Check each line of the listing below for the string "JSON", and copy the ones that have it.

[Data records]
************

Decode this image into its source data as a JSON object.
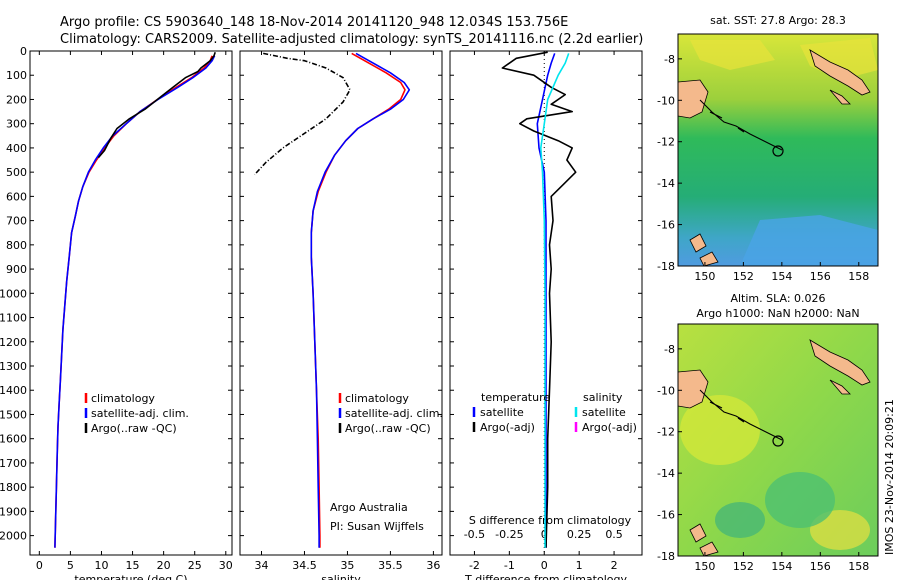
{
  "header": {
    "line1": "Argo profile: CS 5903640_148 18-Nov-2014 20141120_948 12.034S 153.756E",
    "line2": "Climatology: CARS2009. Satellite-adjusted climatology: synTS_20141116.nc (2.2d earlier)"
  },
  "side_stamp": "IMOS 23-Nov-2014 20:09:21",
  "colors": {
    "climatology": "#ff0000",
    "satellite": "#0000ff",
    "argo": "#000000",
    "salinity_sat": "#00e5ee",
    "salinity_argo": "#ff00ff",
    "land": "#f4b98c"
  },
  "chart_data": [
    {
      "id": "temperature",
      "type": "line",
      "xlabel": "temperature (deg C)",
      "xlim": [
        -1.5,
        31
      ],
      "xticks": [
        0,
        5,
        10,
        15,
        20,
        25,
        30
      ],
      "ylim": [
        2080,
        0
      ],
      "yticks": [
        0,
        100,
        200,
        300,
        400,
        500,
        600,
        700,
        800,
        900,
        1000,
        1100,
        1200,
        1300,
        1400,
        1500,
        1600,
        1700,
        1800,
        1900,
        2000
      ],
      "legend": [
        "climatology",
        "satellite-adj. clim.",
        "Argo(..raw -QC)"
      ],
      "series": [
        {
          "name": "climatology",
          "color": "#ff0000",
          "points": [
            [
              27.8,
              20
            ],
            [
              27.5,
              40
            ],
            [
              26.5,
              70
            ],
            [
              24.5,
              110
            ],
            [
              22,
              150
            ],
            [
              19,
              200
            ],
            [
              16.2,
              250
            ],
            [
              14,
              300
            ],
            [
              12,
              350
            ],
            [
              10.5,
              400
            ],
            [
              9.2,
              450
            ],
            [
              8,
              500
            ],
            [
              7,
              560
            ],
            [
              6.3,
              620
            ],
            [
              5.8,
              680
            ],
            [
              5.2,
              750
            ],
            [
              4.8,
              850
            ],
            [
              4.4,
              950
            ],
            [
              4.1,
              1050
            ],
            [
              3.8,
              1150
            ],
            [
              3.6,
              1250
            ],
            [
              3.4,
              1350
            ],
            [
              3.2,
              1450
            ],
            [
              3,
              1550
            ],
            [
              2.9,
              1650
            ],
            [
              2.8,
              1750
            ],
            [
              2.7,
              1850
            ],
            [
              2.6,
              1950
            ],
            [
              2.5,
              2050
            ]
          ]
        },
        {
          "name": "satellite-adj. clim.",
          "color": "#0000ff",
          "points": [
            [
              28.2,
              20
            ],
            [
              27.8,
              40
            ],
            [
              26.8,
              70
            ],
            [
              24.7,
              110
            ],
            [
              22.3,
              150
            ],
            [
              19.1,
              200
            ],
            [
              16.2,
              250
            ],
            [
              14,
              300
            ],
            [
              11.8,
              350
            ],
            [
              10.3,
              400
            ],
            [
              9,
              450
            ],
            [
              7.9,
              500
            ],
            [
              7,
              560
            ],
            [
              6.3,
              620
            ],
            [
              5.8,
              680
            ],
            [
              5.2,
              750
            ],
            [
              4.8,
              850
            ],
            [
              4.4,
              950
            ],
            [
              4.1,
              1050
            ],
            [
              3.8,
              1150
            ],
            [
              3.6,
              1250
            ],
            [
              3.4,
              1350
            ],
            [
              3.2,
              1450
            ],
            [
              3,
              1550
            ],
            [
              2.9,
              1650
            ],
            [
              2.8,
              1750
            ],
            [
              2.7,
              1850
            ],
            [
              2.6,
              1950
            ],
            [
              2.5,
              2050
            ]
          ]
        },
        {
          "name": "Argo(..raw -QC)",
          "color": "#000000",
          "points": [
            [
              28.3,
              5
            ],
            [
              28.1,
              20
            ],
            [
              27.5,
              40
            ],
            [
              26,
              70
            ],
            [
              25.5,
              85
            ],
            [
              23.5,
              110
            ],
            [
              21.5,
              150
            ],
            [
              19.5,
              190
            ],
            [
              17,
              240
            ],
            [
              14.5,
              280
            ],
            [
              12.5,
              320
            ],
            [
              11.5,
              360
            ],
            [
              10.5,
              410
            ],
            [
              9.5,
              440
            ]
          ]
        }
      ]
    },
    {
      "id": "salinity",
      "type": "line",
      "xlabel": "salinity",
      "xlim": [
        33.75,
        36.1
      ],
      "xticks": [
        34,
        34.5,
        35,
        35.5,
        36
      ],
      "ylim": [
        2080,
        0
      ],
      "legend": [
        "climatology",
        "satellite-adj. clim.",
        "Argo(..raw -QC)"
      ],
      "annotation": [
        "Argo Australia",
        "PI: Susan Wijffels"
      ],
      "series": [
        {
          "name": "climatology",
          "color": "#ff0000",
          "points": [
            [
              35.05,
              10
            ],
            [
              35.2,
              40
            ],
            [
              35.45,
              90
            ],
            [
              35.62,
              130
            ],
            [
              35.67,
              160
            ],
            [
              35.62,
              200
            ],
            [
              35.48,
              240
            ],
            [
              35.3,
              280
            ],
            [
              35.12,
              320
            ],
            [
              34.98,
              370
            ],
            [
              34.85,
              430
            ],
            [
              34.75,
              500
            ],
            [
              34.66,
              580
            ],
            [
              34.6,
              660
            ],
            [
              34.58,
              750
            ],
            [
              34.58,
              850
            ],
            [
              34.6,
              1000
            ],
            [
              34.62,
              1200
            ],
            [
              34.64,
              1400
            ],
            [
              34.66,
              1600
            ],
            [
              34.67,
              1800
            ],
            [
              34.68,
              2000
            ],
            [
              34.68,
              2050
            ]
          ]
        },
        {
          "name": "satellite-adj. clim.",
          "color": "#0000ff",
          "points": [
            [
              35.1,
              10
            ],
            [
              35.25,
              40
            ],
            [
              35.5,
              90
            ],
            [
              35.66,
              130
            ],
            [
              35.72,
              160
            ],
            [
              35.65,
              200
            ],
            [
              35.5,
              240
            ],
            [
              35.3,
              280
            ],
            [
              35.12,
              320
            ],
            [
              34.98,
              370
            ],
            [
              34.85,
              430
            ],
            [
              34.74,
              500
            ],
            [
              34.65,
              580
            ],
            [
              34.6,
              660
            ],
            [
              34.58,
              750
            ],
            [
              34.58,
              850
            ],
            [
              34.6,
              1000
            ],
            [
              34.62,
              1200
            ],
            [
              34.64,
              1400
            ],
            [
              34.65,
              1600
            ],
            [
              34.66,
              1800
            ],
            [
              34.67,
              2000
            ],
            [
              34.67,
              2050
            ]
          ]
        },
        {
          "name": "Argo(..raw -QC)",
          "color": "#000000",
          "dashed": true,
          "points": [
            [
              34.02,
              10
            ],
            [
              34.3,
              30
            ],
            [
              34.5,
              40
            ],
            [
              34.75,
              70
            ],
            [
              34.95,
              110
            ],
            [
              35.03,
              160
            ],
            [
              34.95,
              210
            ],
            [
              34.75,
              280
            ],
            [
              34.5,
              340
            ],
            [
              34.25,
              400
            ],
            [
              34.05,
              460
            ],
            [
              33.92,
              510
            ]
          ]
        }
      ]
    },
    {
      "id": "difference",
      "type": "line",
      "xlabel": "T difference from climatology",
      "xlabel_top": "S difference from climatology",
      "xlim": [
        -2.7,
        2.8
      ],
      "xticks": [
        -2,
        -1,
        0,
        1,
        2
      ],
      "xticks_top": [
        "-0.5",
        "-0.25",
        "0",
        "0.25",
        "0.5"
      ],
      "ylim": [
        2080,
        0
      ],
      "legend_left_title": "temperature",
      "legend_right_title": "salinity",
      "legend_left": [
        "satellite",
        "Argo(-adj)"
      ],
      "legend_right": [
        "satellite",
        "Argo(-adj)"
      ],
      "series": [
        {
          "name": "T satellite",
          "color": "#0000ff",
          "points": [
            [
              0.3,
              10
            ],
            [
              0.2,
              50
            ],
            [
              0.1,
              100
            ],
            [
              -0.05,
              200
            ],
            [
              -0.2,
              300
            ],
            [
              -0.15,
              400
            ],
            [
              0,
              500
            ],
            [
              0.05,
              700
            ],
            [
              0.05,
              1000
            ],
            [
              0.05,
              1500
            ],
            [
              0.05,
              2050
            ]
          ]
        },
        {
          "name": "T Argo(-adj)",
          "color": "#000000",
          "points": [
            [
              0.1,
              5
            ],
            [
              -0.8,
              30
            ],
            [
              -1.2,
              70
            ],
            [
              -0.3,
              100
            ],
            [
              0.2,
              150
            ],
            [
              0.6,
              180
            ],
            [
              0.2,
              220
            ],
            [
              0.8,
              250
            ],
            [
              -0.5,
              280
            ],
            [
              -0.7,
              300
            ],
            [
              -0.3,
              330
            ],
            [
              0.4,
              370
            ],
            [
              0.8,
              400
            ],
            [
              0.65,
              450
            ],
            [
              0.9,
              500
            ],
            [
              0.55,
              550
            ],
            [
              0.2,
              600
            ],
            [
              0.25,
              700
            ],
            [
              0.15,
              800
            ],
            [
              0.2,
              900
            ],
            [
              0.15,
              1000
            ],
            [
              0.2,
              1200
            ],
            [
              0.15,
              1400
            ],
            [
              0.1,
              1600
            ],
            [
              0.1,
              1800
            ],
            [
              0.05,
              2050
            ]
          ]
        },
        {
          "name": "S satellite",
          "color": "#00e5ee",
          "points": [
            [
              0.7,
              10
            ],
            [
              0.6,
              50
            ],
            [
              0.4,
              100
            ],
            [
              0.1,
              200
            ],
            [
              0,
              300
            ],
            [
              -0.1,
              400
            ],
            [
              -0.05,
              500
            ],
            [
              0,
              700
            ],
            [
              0.02,
              1000
            ],
            [
              0.02,
              1500
            ],
            [
              0.02,
              2050
            ]
          ]
        }
      ]
    }
  ],
  "maps": [
    {
      "id": "sst",
      "title": "sat. SST: 27.8 Argo: 28.3",
      "xticks": [
        150,
        152,
        154,
        156,
        158
      ],
      "yticks": [
        -8,
        -10,
        -12,
        -14,
        -16,
        -18
      ],
      "xlim": [
        148.6,
        159
      ],
      "ylim": [
        -18,
        -6.8
      ],
      "argo_position": [
        153.9,
        -12
      ]
    },
    {
      "id": "sla",
      "title_line1": "Altim. SLA: 0.026",
      "title_line2": "Argo h1000: NaN h2000: NaN",
      "xticks": [
        150,
        152,
        154,
        156,
        158
      ],
      "yticks": [
        -8,
        -10,
        -12,
        -14,
        -16,
        -18
      ],
      "xlim": [
        148.6,
        159
      ],
      "ylim": [
        -18,
        -6.8
      ],
      "argo_position": [
        153.9,
        -12
      ]
    }
  ]
}
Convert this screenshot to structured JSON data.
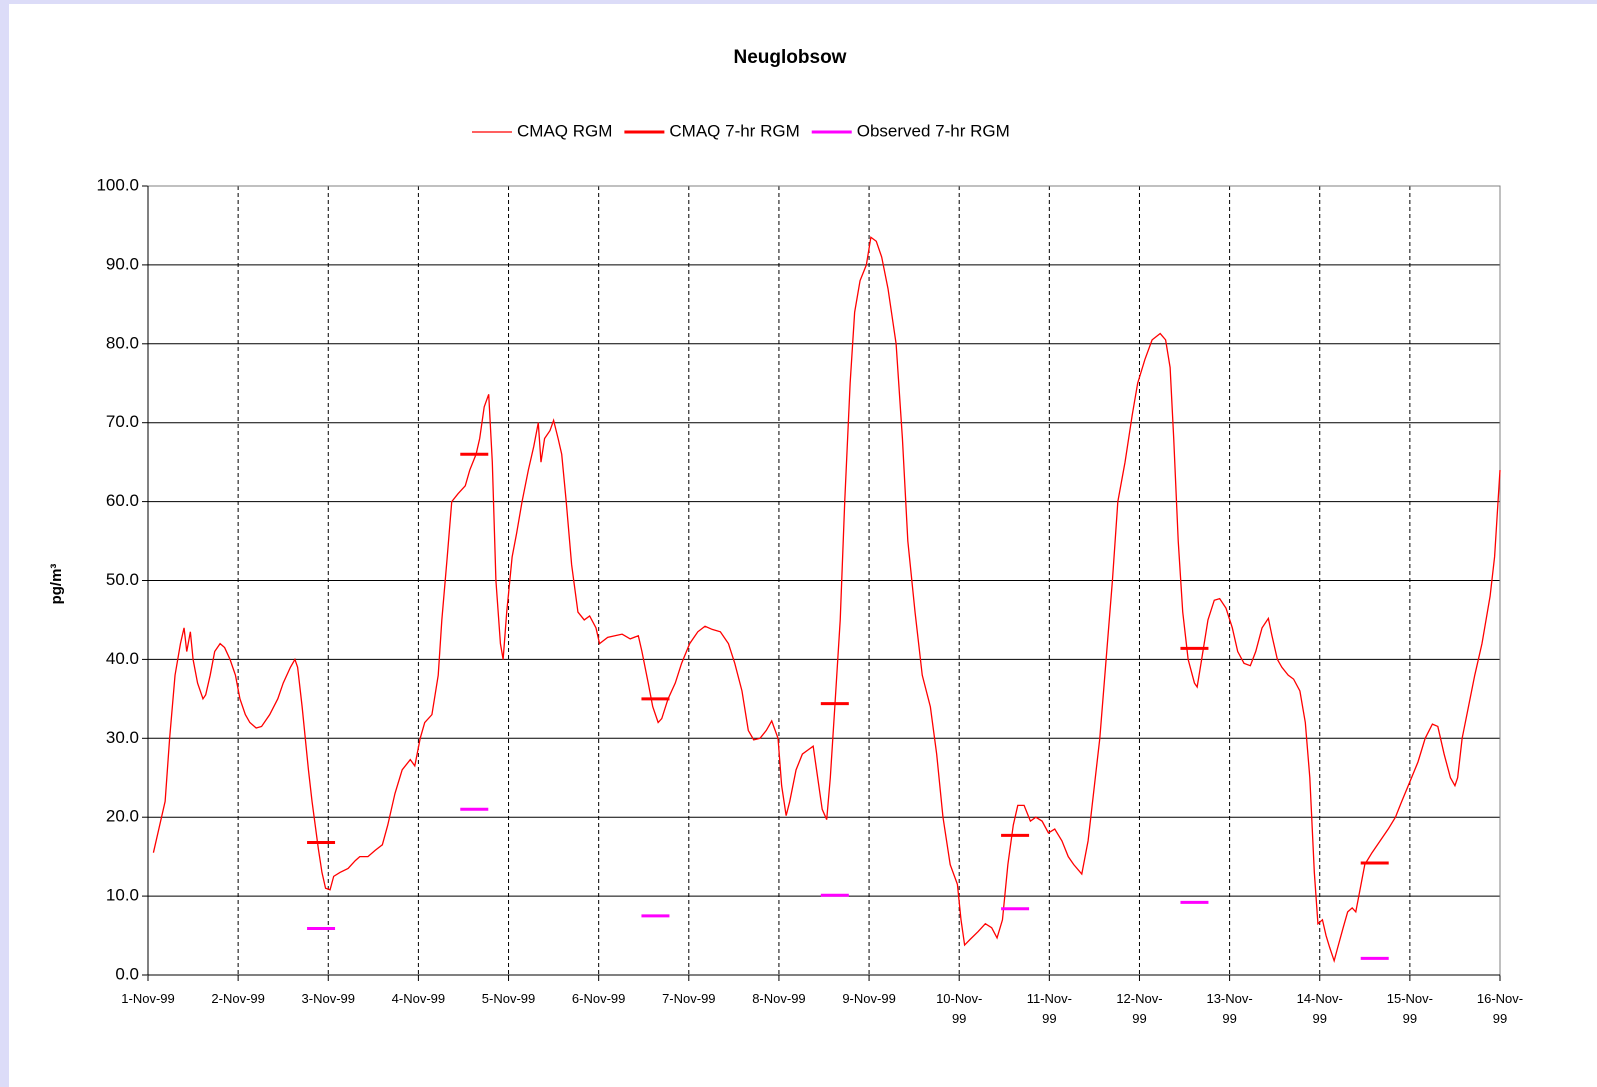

************

**PROBLEM SOLUTION:**
Decode this image into its source data as a JSON object.
Convert this screenshot to structured JSON data.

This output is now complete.